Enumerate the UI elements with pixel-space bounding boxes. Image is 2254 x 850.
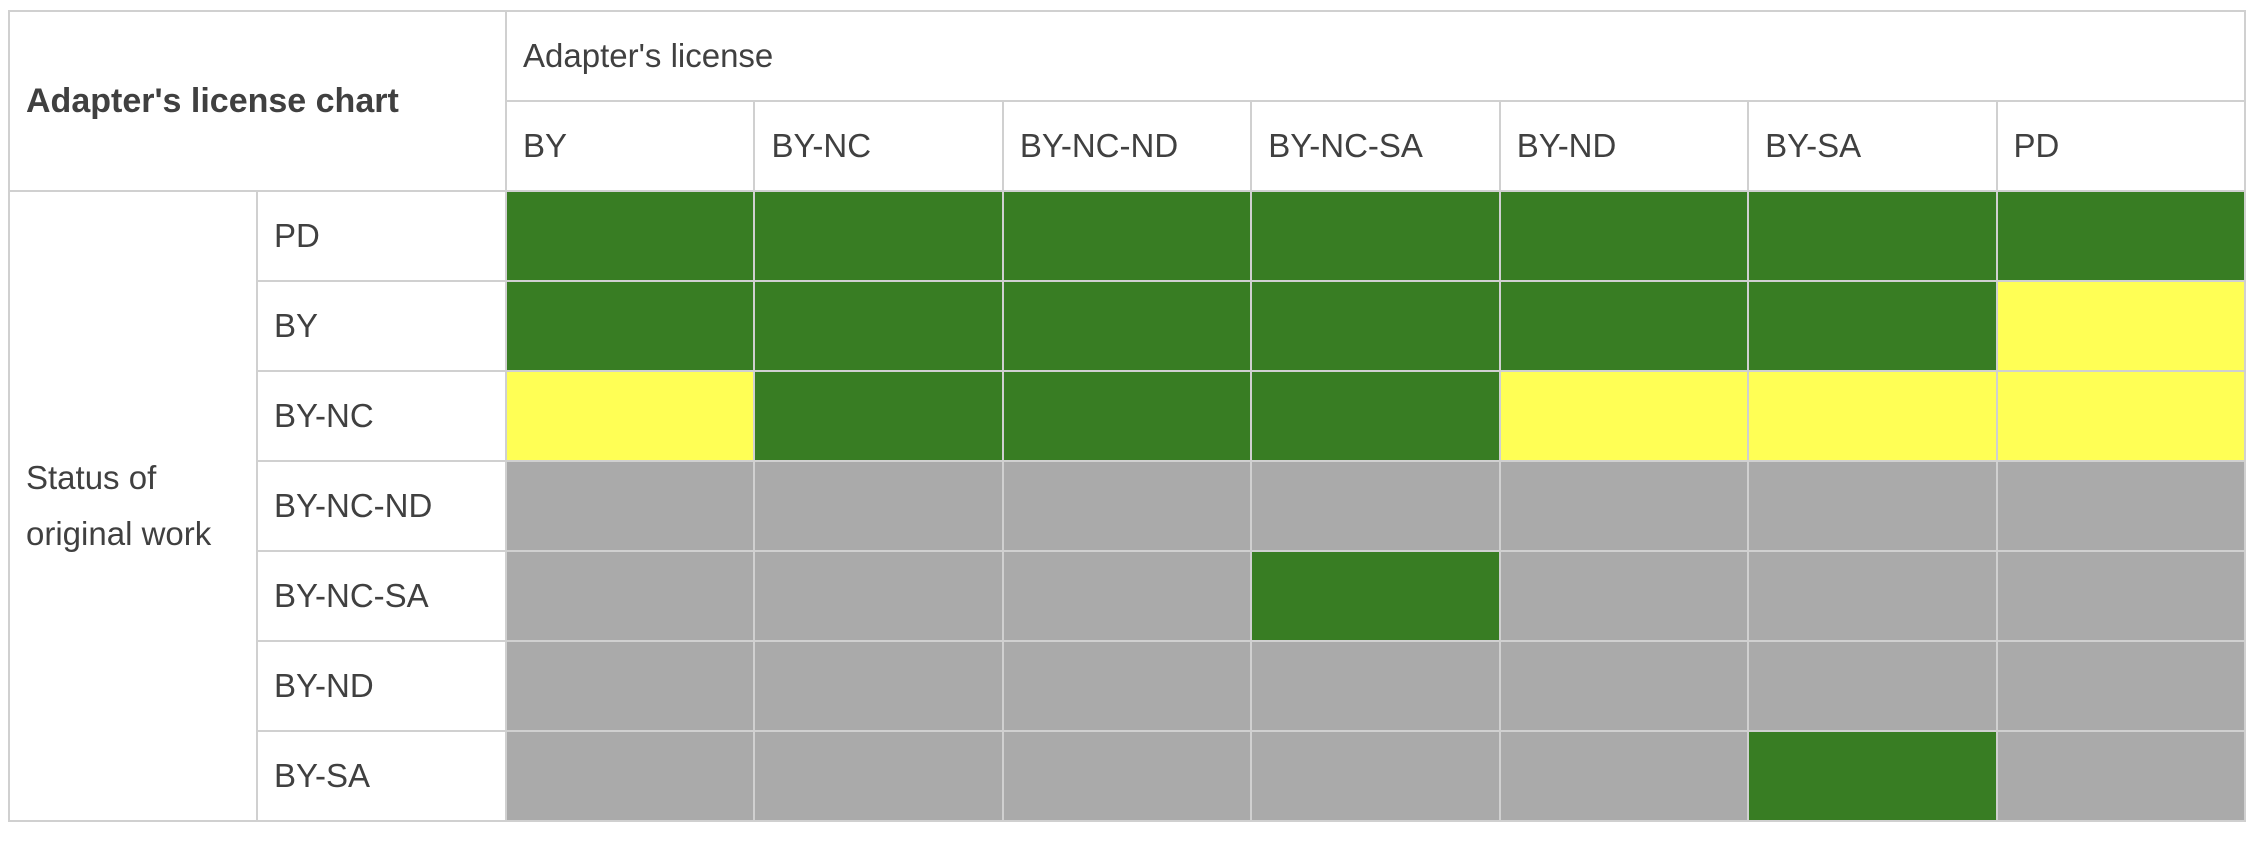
- compat-cell-gray: [1498, 640, 1750, 732]
- compat-cell-gray: [1747, 460, 1998, 552]
- compat-cell-gray: [505, 640, 756, 732]
- table-row: BY-NC-ND: [9, 460, 2247, 552]
- compat-cell-green: [1747, 730, 1998, 822]
- license-chart-table: Adapter's license chart Adapter's licens…: [7, 10, 2247, 822]
- compat-cell-green: [1498, 190, 1750, 282]
- compat-cell-green: [1250, 370, 1501, 462]
- compat-cell-gray: [1250, 640, 1501, 732]
- compat-cell-gray: [1250, 460, 1501, 552]
- row-header-by-nc-nd: BY-NC-ND: [255, 460, 508, 552]
- compat-cell-yellow: [1747, 370, 1998, 462]
- compat-cell-green: [1250, 550, 1501, 642]
- compat-cell-yellow: [1995, 370, 2247, 462]
- table-row: BY-SA: [9, 730, 2247, 822]
- compat-cell-gray: [753, 550, 1004, 642]
- compat-cell-green: [753, 190, 1004, 282]
- compat-cell-green: [1995, 190, 2247, 282]
- compat-cell-gray: [1747, 550, 1998, 642]
- compat-cell-gray: [505, 550, 756, 642]
- compat-cell-gray: [753, 460, 1004, 552]
- compat-cell-gray: [1498, 460, 1750, 552]
- compat-cell-gray: [1747, 640, 1998, 732]
- table-row: BY-NC-SA: [9, 550, 2247, 642]
- compat-cell-yellow: [1498, 370, 1750, 462]
- column-header-by-nc-nd: BY-NC-ND: [1001, 100, 1253, 192]
- compat-cell-gray: [1498, 730, 1750, 822]
- compat-cell-gray: [1001, 730, 1253, 822]
- column-group-header: Adapter's license: [505, 10, 2246, 102]
- row-header-by-nc: BY-NC: [255, 370, 508, 462]
- compat-cell-gray: [1001, 460, 1253, 552]
- compat-cell-green: [1001, 190, 1253, 282]
- compat-cell-gray: [505, 730, 756, 822]
- compat-cell-green: [505, 280, 756, 372]
- column-header-by-nd: BY-ND: [1498, 100, 1750, 192]
- compat-cell-gray: [1995, 460, 2247, 552]
- compat-cell-gray: [1250, 730, 1501, 822]
- compat-cell-green: [1250, 190, 1501, 282]
- compat-cell-green: [753, 370, 1004, 462]
- chart-title: Adapter's license chart: [7, 10, 508, 192]
- compat-cell-gray: [753, 730, 1004, 822]
- compat-cell-gray: [1001, 550, 1253, 642]
- table-row: BY-NC: [9, 370, 2247, 462]
- row-group-header: Status of original work: [8, 190, 258, 822]
- compat-cell-yellow: [505, 370, 756, 462]
- column-header-by-nc: BY-NC: [753, 100, 1004, 192]
- column-header-by-sa: BY-SA: [1747, 100, 1998, 192]
- compat-cell-gray: [1498, 550, 1750, 642]
- compat-cell-gray: [753, 640, 1004, 732]
- table-row: BY-ND: [9, 640, 2247, 732]
- compat-cell-green: [1747, 190, 1998, 282]
- compat-cell-gray: [505, 460, 756, 552]
- compat-cell-green: [1001, 280, 1253, 372]
- row-header-by-nd: BY-ND: [255, 640, 508, 732]
- compat-cell-green: [1250, 280, 1501, 372]
- compat-cell-green: [753, 280, 1004, 372]
- row-header-by-nc-sa: BY-NC-SA: [255, 550, 508, 642]
- compat-cell-green: [1498, 280, 1750, 372]
- row-header-by: BY: [255, 280, 508, 372]
- compat-cell-green: [505, 190, 756, 282]
- compat-cell-gray: [1001, 640, 1253, 732]
- compat-cell-green: [1001, 370, 1253, 462]
- column-header-by-nc-sa: BY-NC-SA: [1250, 100, 1501, 192]
- table-body: Status of original work PD BY BY-NC BY-NC-ND…: [8, 190, 2247, 822]
- column-header-by: BY: [505, 100, 756, 192]
- compat-cell-gray: [1995, 730, 2247, 822]
- compat-cell-gray: [1995, 550, 2247, 642]
- table-row: Status of original work PD: [8, 190, 2247, 822]
- compat-cell-green: [1747, 280, 1998, 372]
- table-row: BY: [9, 280, 2247, 372]
- compat-cell-yellow: [1995, 280, 2247, 372]
- column-header-pd: PD: [1995, 100, 2247, 192]
- column-header-row: BY BY-NC BY-NC-ND BY-NC-SA BY-ND BY-SA PD: [9, 100, 2247, 192]
- row-header-by-sa: BY-SA: [255, 730, 508, 822]
- row-header-pd: PD: [255, 190, 508, 282]
- compat-cell-gray: [1995, 640, 2247, 732]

--------------------------------

→ **STATED EXERCISE**
Render every line of the items above as a numbered list, skipping blank lines and leaving the pictures out.

→ **OUTPUT**
1. Enumerate the UI elements with pixel-space bounding boxes. Image is 2254 x 850.
2. - compat-cell-gray: [1498, 640, 1750, 732]
3. - compat-cell-gray: [1747, 460, 1998, 552]
4. - compat-cell-gray: [505, 640, 756, 732]
5. - table-row: BY-NC-ND: [9, 460, 2247, 552]
6. - compat-cell-green: [1747, 730, 1998, 822]
7. - license-chart-table: Adapter's license chart Adapter's licens…: [7, 10, 2247, 822]
8. - compat-cell-green: [1498, 190, 1750, 282]
9. - compat-cell-green: [1250, 370, 1501, 462]
10. - compat-cell-gray: [1250, 640, 1501, 732]
11. - compat-cell-gray: [1250, 460, 1501, 552]
12. - row-header-by-nc-nd: BY-NC-ND: [255, 460, 508, 552]
13. - compat-cell-yellow: [1747, 370, 1998, 462]
14. - compat-cell-green: [1250, 550, 1501, 642]
15. - compat-cell-yellow: [1995, 370, 2247, 462]
16. - table-row: BY-SA: [9, 730, 2247, 822]
17. - compat-cell-gray: [753, 550, 1004, 642]
18. - compat-cell-green: [753, 190, 1004, 282]
19. - compat-cell-green: [1995, 190, 2247, 282]
20. - compat-cell-gray: [1747, 550, 1998, 642]
21. - compat-cell-gray: [505, 550, 756, 642]
22. - compat-cell-gray: [753, 460, 1004, 552]
23. - compat-cell-gray: [1498, 460, 1750, 552]
24. - compat-cell-gray: [1747, 640, 1998, 732]
25. - table-row: BY-NC-SA: [9, 550, 2247, 642]
26. - compat-cell-yellow: [1498, 370, 1750, 462]
27. - column-header-by-nc-nd: BY-NC-ND: [1001, 100, 1253, 192]
28. - compat-cell-gray: [1498, 730, 1750, 822]
29. - compat-cell-gray: [1001, 730, 1253, 822]
30. - column-group-header: Adapter's license: [505, 10, 2246, 102]
31. - row-header-by-nc: BY-NC: [255, 370, 508, 462]
32. - compat-cell-gray: [1001, 460, 1253, 552]
33. - compat-cell-green: [1001, 190, 1253, 282]
34. - compat-cell-gray: [505, 730, 756, 822]
35. - compat-cell-green: [505, 280, 756, 372]
36. - column-header-by-nd: BY-ND: [1498, 100, 1750, 192]
37. - compat-cell-gray: [1995, 460, 2247, 552]
38. - compat-cell-gray: [1250, 730, 1501, 822]
39. - compat-cell-green: [1250, 190, 1501, 282]
40. - compat-cell-green: [753, 370, 1004, 462]
41. - chart-title: Adapter's license chart: [7, 10, 508, 192]
42. - compat-cell-gray: [753, 730, 1004, 822]
43. - compat-cell-gray: [1001, 550, 1253, 642]
44. - table-row: BY-NC: [9, 370, 2247, 462]
45. - row-group-header: Status of original work: [8, 190, 258, 822]
46. - compat-cell-yellow: [505, 370, 756, 462]
47. - column-header-by-nc: BY-NC: [753, 100, 1004, 192]
48. - column-header-by-sa: BY-SA: [1747, 100, 1998, 192]
49. - compat-cell-gray: [1498, 550, 1750, 642]
50. - compat-cell-gray: [753, 640, 1004, 732]
51. - table-row: BY-ND: [9, 640, 2247, 732]
52. - compat-cell-green: [1747, 190, 1998, 282]
53. - compat-cell-gray: [505, 460, 756, 552]
54. - compat-cell-green: [1001, 280, 1253, 372]
55. - row-header-by-nd: BY-ND: [255, 640, 508, 732]
56. - compat-cell-green: [1250, 280, 1501, 372]
57. - compat-cell-green: [753, 280, 1004, 372]
58. - row-header-by-nc-sa: BY-NC-SA: [255, 550, 508, 642]
59. - compat-cell-green: [1498, 280, 1750, 372]
60. - row-header-by: BY: [255, 280, 508, 372]
61. - compat-cell-green: [505, 190, 756, 282]
62. - compat-cell-gray: [1001, 640, 1253, 732]
63. - compat-cell-green: [1001, 370, 1253, 462]
64. - column-header-by-nc-sa: BY-NC-SA: [1250, 100, 1501, 192]
65. - table-body: Status of original work PD BY BY-NC BY-NC-ND…: [8, 190, 2247, 822]
66. - column-header-by: BY: [505, 100, 756, 192]
67. - compat-cell-gray: [1995, 730, 2247, 822]
68. - compat-cell-gray: [1995, 550, 2247, 642]
69. - table-row: Status of original work PD: [8, 190, 2247, 822]
70. - compat-cell-green: [1747, 280, 1998, 372]
71. - table-row: BY: [9, 280, 2247, 372]
72. - compat-cell-yellow: [1995, 280, 2247, 372]
73. - column-header-pd: PD: [1995, 100, 2247, 192]
74. - column-header-row: BY BY-NC BY-NC-ND BY-NC-SA BY-ND BY-SA PD: [9, 100, 2247, 192]
75. - row-header-by-sa: BY-SA: [255, 730, 508, 822]
76. - row-header-pd: PD: [255, 190, 508, 282]
77. - compat-cell-gray: [1995, 640, 2247, 732]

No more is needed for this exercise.